*** Block opens ***
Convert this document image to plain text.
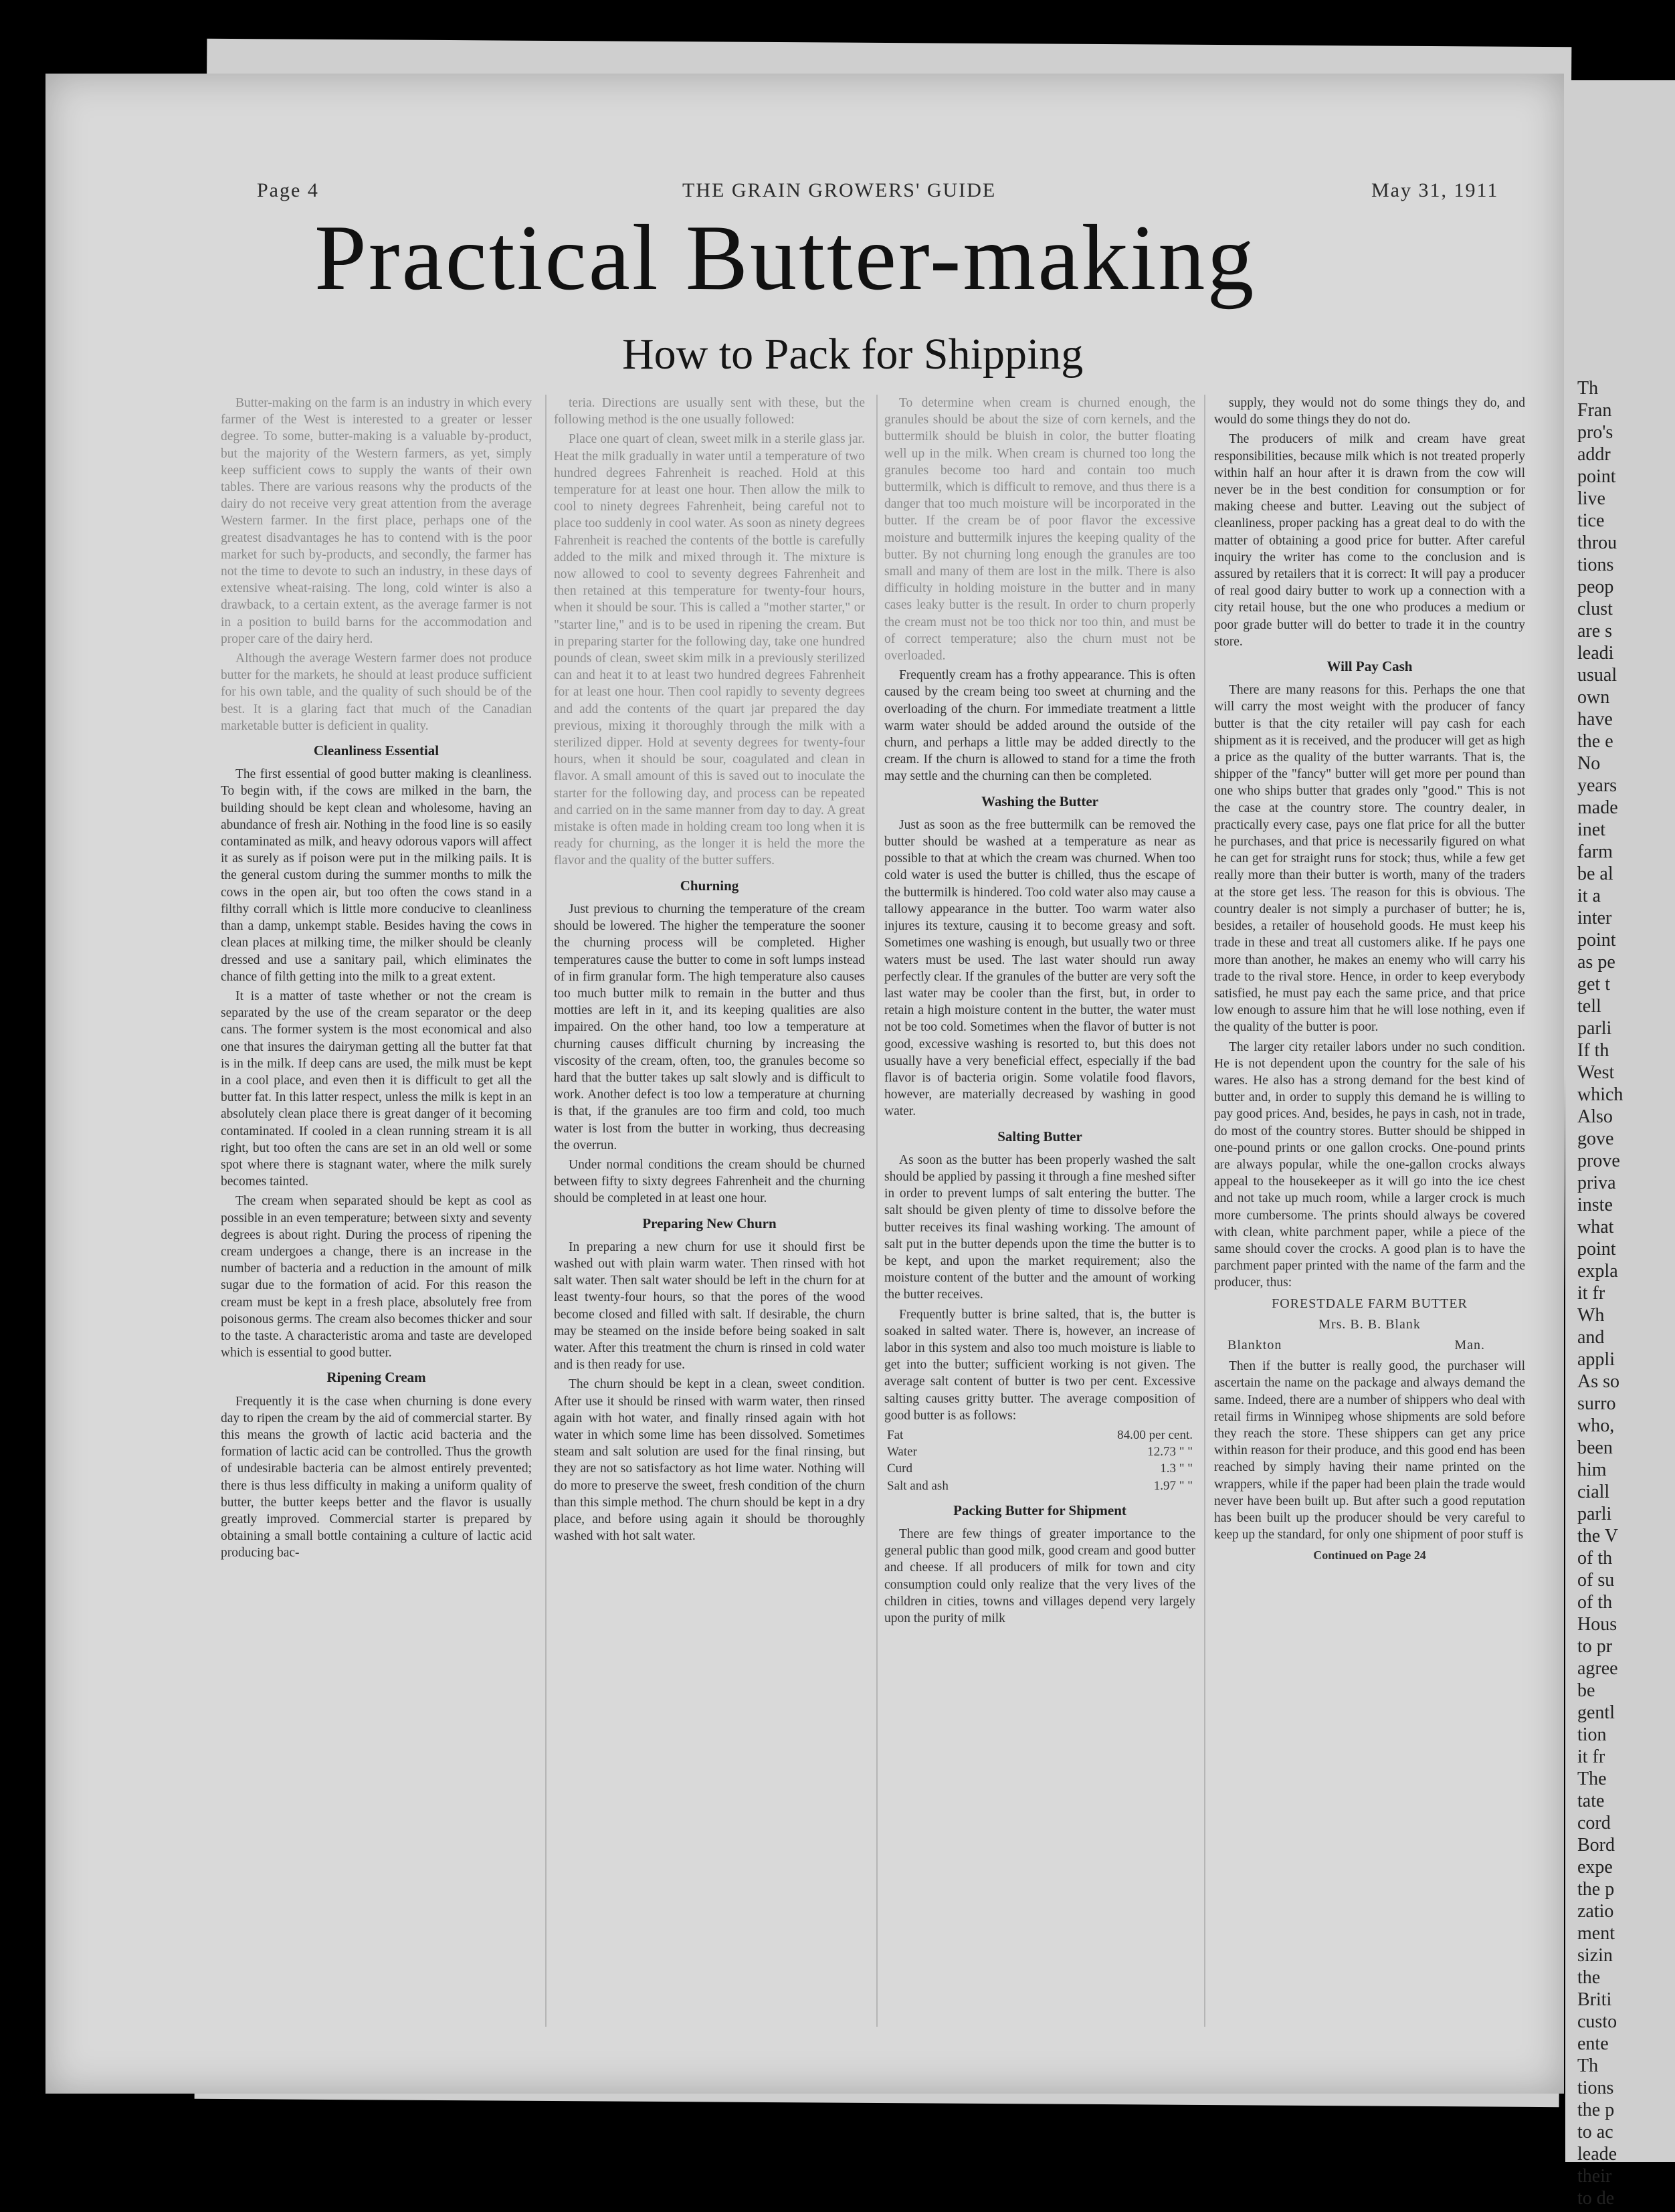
Th
Fran
pro's
addr
point
live
tice
throu
tions
peop
clust
are s
leadi
usual
own
have
the e
No
years
made
inet
farm
be al
it a
inter
point
as pe
get t
tell
parli
If th
West
which
Also
gove
prove
priva
inste
what
point
expla
it fr
Wh
and
appli
As so
surro
who,
been
him
ciall
parli
the V
of th
of su
of th
Hous
to pr
agree
be
gentl
tion
it fr
The
tate
cord
Bord
expe
the p
zatio
ment
sizin
the
Briti
custo
ente
Th
tions
the p
to ac
leade
their
to de
Page 4	THE GRAIN GROWERS' GUIDE	May 31, 1911
Practical Butter-making
How to Pack for Shipping

Butter-making on the farm is an industry in which every farmer of the West is interested to a greater or lesser degree. To some, butter-making is a valuable by-product, but the majority of the Western farmers, as yet, simply keep sufficient cows to supply the wants of their own tables. There are various reasons why the products of the dairy do not receive very great attention from the average Western farmer. In the first place, perhaps one of the greatest disadvantages he has to contend with is the poor market for such by-products, and secondly, the farmer has not the time to devote to such an industry, in these days of extensive wheat-raising. The long, cold winter is also a drawback, to a certain extent, as the average farmer is not in a position to build barns for the accommodation and proper care of the dairy herd.

Although the average Western farmer does not produce butter for the markets, he should at least produce sufficient for his own table, and the quality of such should be of the best. It is a glaring fact that much of the Canadian marketable butter is deficient in quality.

Cleanliness Essential

The first essential of good butter making is cleanliness. To begin with, if the cows are milked in the barn, the building should be kept clean and wholesome, having an abundance of fresh air. Nothing in the food line is so easily contaminated as milk, and heavy odorous vapors will affect it as surely as if poison were put in the milking pails. It is the general custom during the summer months to milk the cows in the open air, but too often the cows stand in a filthy corrall which is little more conducive to cleanliness than a damp, unkempt stable. Besides having the cows in clean places at milking time, the milker should be cleanly dressed and use a sanitary pail, which eliminates the chance of filth getting into the milk to a great extent.

It is a matter of taste whether or not the cream is separated by the use of the cream separator or the deep cans. The former system is the most economical and also one that insures the dairyman getting all the butter fat that is in the milk. If deep cans are used, the milk must be kept in a cool place, and even then it is difficult to get all the butter fat. In this latter respect, unless the milk is kept in an absolutely clean place there is great danger of it becoming contaminated. If cooled in a clean running stream it is all right, but too often the cans are set in an old well or some spot where there is stagnant water, where the milk surely becomes tainted.

The cream when separated should be kept as cool as possible in an even temperature; between sixty and seventy degrees is about right. During the process of ripening the cream undergoes a change, there is an increase in the number of bacteria and a reduction in the amount of milk sugar due to the formation of acid. For this reason the cream must be kept in a fresh place, absolutely free from poisonous germs. The cream also becomes thicker and sour to the taste. A characteristic aroma and taste are developed which is essential to good butter.

Ripening Cream

Frequently it is the case when churning is done every day to ripen the cream by the aid of commercial starter. By this means the growth of lactic acid bacteria and the formation of lactic acid can be controlled. Thus the growth of undesirable bacteria can be almost entirely prevented; there is thus less difficulty in making a uniform quality of butter, the butter keeps better and the flavor is usually greatly improved. Commercial starter is prepared by obtaining a small bottle containing a culture of lactic acid producing bac-

teria. Directions are usually sent with these, but the following method is the one usually followed:

Place one quart of clean, sweet milk in a sterile glass jar. Heat the milk gradually in water until a temperature of two hundred degrees Fahrenheit is reached. Hold at this temperature for at least one hour. Then allow the milk to cool to ninety degrees Fahrenheit, being careful not to place too suddenly in cool water. As soon as ninety degrees Fahrenheit is reached the contents of the bottle is carefully added to the milk and mixed through it. The mixture is now allowed to cool to seventy degrees Fahrenheit and then retained at this temperature for twenty-four hours, when it should be sour. This is called a "mother starter," or "starter line," and is to be used in ripening the cream. But in preparing starter for the following day, take one hundred pounds of clean, sweet skim milk in a previously sterilized can and heat it to at least two hundred degrees Fahrenheit for at least one hour. Then cool rapidly to seventy degrees and add the contents of the quart jar prepared the day previous, mixing it thoroughly through the milk with a sterilized dipper. Hold at seventy degrees for twenty-four hours, when it should be sour, coagulated and clean in flavor. A small amount of this is saved out to inoculate the starter for the following day, and process can be repeated and carried on in the same manner from day to day. A great mistake is often made in holding cream too long when it is ready for churning, as the longer it is held the more the flavor and the quality of the butter suffers.

Churning

Just previous to churning the temperature of the cream should be lowered. The higher the temperature the sooner the churning process will be completed. Higher temperatures cause the butter to come in soft lumps instead of in firm granular form. The high temperature also causes too much butter milk to remain in the butter and thus motties are left in it, and its keeping qualities are also impaired. On the other hand, too low a temperature at churning causes difficult churning by increasing the viscosity of the cream, often, too, the granules become so hard that the butter takes up salt slowly and is difficult to work. Another defect is too low a temperature at churning is that, if the granules are too firm and cold, too much water is lost from the butter in working, thus decreasing the overrun.

Under normal conditions the cream should be churned between fifty to sixty degrees Fahrenheit and the churning should be completed in at least one hour.

Preparing New Churn

In preparing a new churn for use it should first be washed out with plain warm water. Then rinsed with hot salt water. Then salt water should be left in the churn for at least twenty-four hours, so that the pores of the wood become closed and filled with salt. If desirable, the churn may be steamed on the inside before being soaked in salt water. After this treatment the churn is rinsed in cold water and is then ready for use.

The churn should be kept in a clean, sweet condition. After use it should be rinsed with warm water, then rinsed again with hot water, and finally rinsed again with hot water in which some lime has been dissolved. Sometimes steam and salt solution are used for the final rinsing, but they are not so satisfactory as hot lime water. Nothing will do more to preserve the sweet, fresh condition of the churn than this simple method. The churn should be kept in a dry place, and before using again it should be thoroughly washed with hot salt water.

To determine when cream is churned enough, the granules should be about the size of corn kernels, and the buttermilk should be bluish in color, the butter floating well up in the milk. When cream is churned too long the granules become too hard and contain too much buttermilk, which is difficult to remove, and thus there is a danger that too much moisture will be incorporated in the butter. If the cream be of poor flavor the excessive moisture and buttermilk injures the keeping quality of the butter. By not churning long enough the granules are too small and many of them are lost in the milk. There is also difficulty in holding moisture in the butter and in many cases leaky butter is the result. In order to churn properly the cream must not be too thick nor too thin, and must be of correct temperature; also the churn must not be overloaded.

Frequently cream has a frothy appearance. This is often caused by the cream being too sweet at churning and the overloading of the churn. For immediate treatment a little warm water should be added around the outside of the churn, and perhaps a little may be added directly to the cream. If the churn is allowed to stand for a time the froth may settle and the churning can then be completed.

Washing the Butter

Just as soon as the free buttermilk can be removed the butter should be washed at a temperature as near as possible to that at which the cream was churned. When too cold water is used the butter is chilled, thus the escape of the buttermilk is hindered. Too cold water also may cause a tallowy appearance in the butter. Too warm water also injures its texture, causing it to become greasy and soft. Sometimes one washing is enough, but usually two or three waters must be used. The last water should run away perfectly clear. If the granules of the butter are very soft the last water may be cooler than the first, but, in order to retain a high moisture content in the butter, the water must not be too cold. Sometimes when the flavor of butter is not good, excessive washing is resorted to, but this does not usually have a very beneficial effect, especially if the bad flavor is of bacteria origin. Some volatile food flavors, however, are materially decreased by washing in good water.

Salting Butter

As soon as the butter has been properly washed the salt should be applied by passing it through a fine meshed sifter in order to prevent lumps of salt entering the butter. The salt should be given plenty of time to dissolve before the butter receives its final washing working. The amount of salt put in the butter depends upon the time the butter is to be kept, and upon the market requirement; also the moisture content of the butter and the amount of working the butter receives.

Frequently butter is brine salted, that is, the butter is soaked in salted water. There is, however, an increase of labor in this system and also too much moisture is liable to get into the butter; sufficient working is not given. The average salt content of butter is two per cent. Excessive salting causes gritty butter. The average composition of good butter is as follows:

Fat	84.00 per cent.
Water	12.73 " "
Curd	1.3 " "
Salt and ash	1.97 " "
Packing Butter for Shipment

There are few things of greater importance to the general public than good milk, good cream and good butter and cheese. If all producers of milk for town and city consumption could only realize that the very lives of the children in cities, towns and villages depend very largely upon the purity of milk

supply, they would not do some things they do, and would do some things they do not do.

The producers of milk and cream have great responsibilities, because milk which is not treated properly within half an hour after it is drawn from the cow will never be in the best condition for consumption or for making cheese and butter. Leaving out the subject of cleanliness, proper packing has a great deal to do with the matter of obtaining a good price for butter. After careful inquiry the writer has come to the conclusion and is assured by retailers that it is correct: It will pay a producer of real good dairy butter to work up a connection with a city retail house, but the one who produces a medium or poor grade butter will do better to trade it in the country store.

Will Pay Cash

There are many reasons for this. Perhaps the one that will carry the most weight with the producer of fancy butter is that the city retailer will pay cash for each shipment as it is received, and the producer will get as high a price as the quality of the butter warrants. That is, the shipper of the "fancy" butter will get more per pound than one who ships butter that grades only "good." This is not the case at the country store. The country dealer, in practically every case, pays one flat price for all the butter he purchases, and that price is necessarily figured on what he can get for straight runs for stock; thus, while a few get really more than their butter is worth, many of the traders at the store get less. The reason for this is obvious. The country dealer is not simply a purchaser of butter; he is, besides, a retailer of household goods. He must keep his trade in these and treat all customers alike. If he pays one more than another, he makes an enemy who will carry his trade to the rival store. Hence, in order to keep everybody satisfied, he must pay each the same price, and that price low enough to assure him that he will lose nothing, even if the quality of the butter is poor.

The larger city retailer labors under no such condition. He is not dependent upon the country for the sale of his wares. He also has a strong demand for the best kind of butter and, in order to supply this demand he is willing to pay good prices. And, besides, he pays in cash, not in trade, do most of the country stores. Butter should be shipped in one-pound prints or one gallon crocks. One-pound prints are always popular, while the one-gallon crocks always appeal to the housekeeper as it will go into the ice chest and not take up much room, while a larger crock is much more cumbersome. The prints should always be covered with clean, white parchment paper, while a piece of the same should cover the crocks. A good plan is to have the parchment paper printed with the name of the farm and the producer, thus:

FORESTDALE FARM BUTTER
Mrs. B. B. Blank
Blankton	Man.

Then if the butter is really good, the purchaser will ascertain the name on the package and always demand the same. Indeed, there are a number of shippers who deal with retail firms in Winnipeg whose shipments are sold before they reach the store. These shippers can get any price within reason for their produce, and this good end has been reached by simply having their name printed on the wrappers, while if the paper had been plain the trade would never have been built up. But after such a good reputation has been built up the producer should be very careful to keep up the standard, for only one shipment of poor stuff is

Continued on Page 24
*** Block closes ***
PROBLEM TO SOLVE:
Pull out every line in the data above that has the word "Page".

EXERCISE RESPONSE:
Page 4	THE GRAIN GROWERS' GUIDE	May 31, 1911
Continued on Page 24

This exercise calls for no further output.